The Prime Minister has no viable alternatives. His course of action is the only pragmatic one under the circumstances. However, in this very context “pragmatism” is not necessarily compatible with “leftism”, as the reform proposals suggest.
Given this state of affairs and notwithstanding the creditors’ expected stance, i.e. to ask for extra measures, I wish to address the titular question, which I consider it to be a persistent one: is European Leftism compatible with the Euro and the EMU?
For reasons I already detailed in my latest analysis, I find it hard to answer anything other than “NO”. Leftism and the Euro cannot go hand in hand. My stance concerns the “what it is” of the Euro; it is not about the “what it could be”. These are two distinct topics, one is the actual, the other the normative.
As concerns the Euro’s actuality, the single currency is but one in a multitude of factors peculiar to Europe’s Economic and Monetary Union that establish a “neoliberal” economic character and outlook.

EXERCISE ::
Could you carry on the essay on European leftism and the Euro from its last sentence? The material has nothing to do with the essay on European leftism and the Euro.

DATASET EXCERPT ::

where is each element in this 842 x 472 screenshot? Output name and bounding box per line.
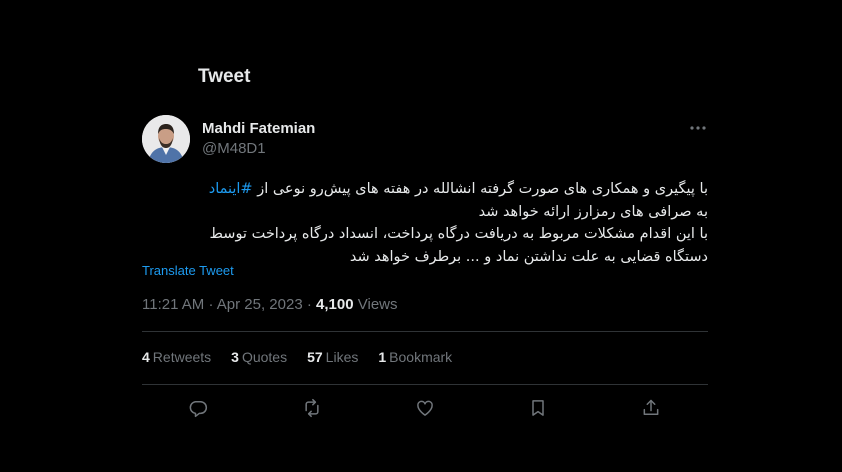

OUTPUT OF THE TASK ::
The mandate of the ECB is narrowly focused on price stability (inflation targeting), without any commitment whatsoever to other major socio-economic indicators such as, say, unemployment. The ECB’s stance is so rigid in fact, that it did what no modern central bank would do: force a bank run and a concomitant collapse in the money supply on a banking system over which it is supposed to be its lender of last resort.
Further, the legal framework of the EMU on fiscal and economic policy is quite clearly an anti-keynesian monolith. It also calcifies a specific economic regime for repressing direct and indirect labour costs (aka “competitiveness”).
This quality is not intrinsic to a single European currency or monetary union. There is nothing in the nature of things that forces the Euro/EMU to be what it is. This has been the end product of the balance of authority in Europe over the past decades. Conservatives or, more generally, non-Syriza-like leftists have framed the agenda and, courtesy of the pseudo-permanency of European rules, they have set their worldview in stone until the day they choose to change it through inter-governmental deliberations, occurring against the backdrop of circumstantial power relations.
Given Mr. Tsipras’ effective U-turn and the fact that the regime of austerity proposals rejected in the July 5 referendum will be repackaged and introduced anew, we may also consider a more sensitive question: _is the euro, as it currently stands, compatible with democracy? _It is, though only with political positions that do not run against the EMU architecture. So if you are Syriza or other radical leftist party, and the vast majority of euro area Member States do not belong to your political family, that means “NO”.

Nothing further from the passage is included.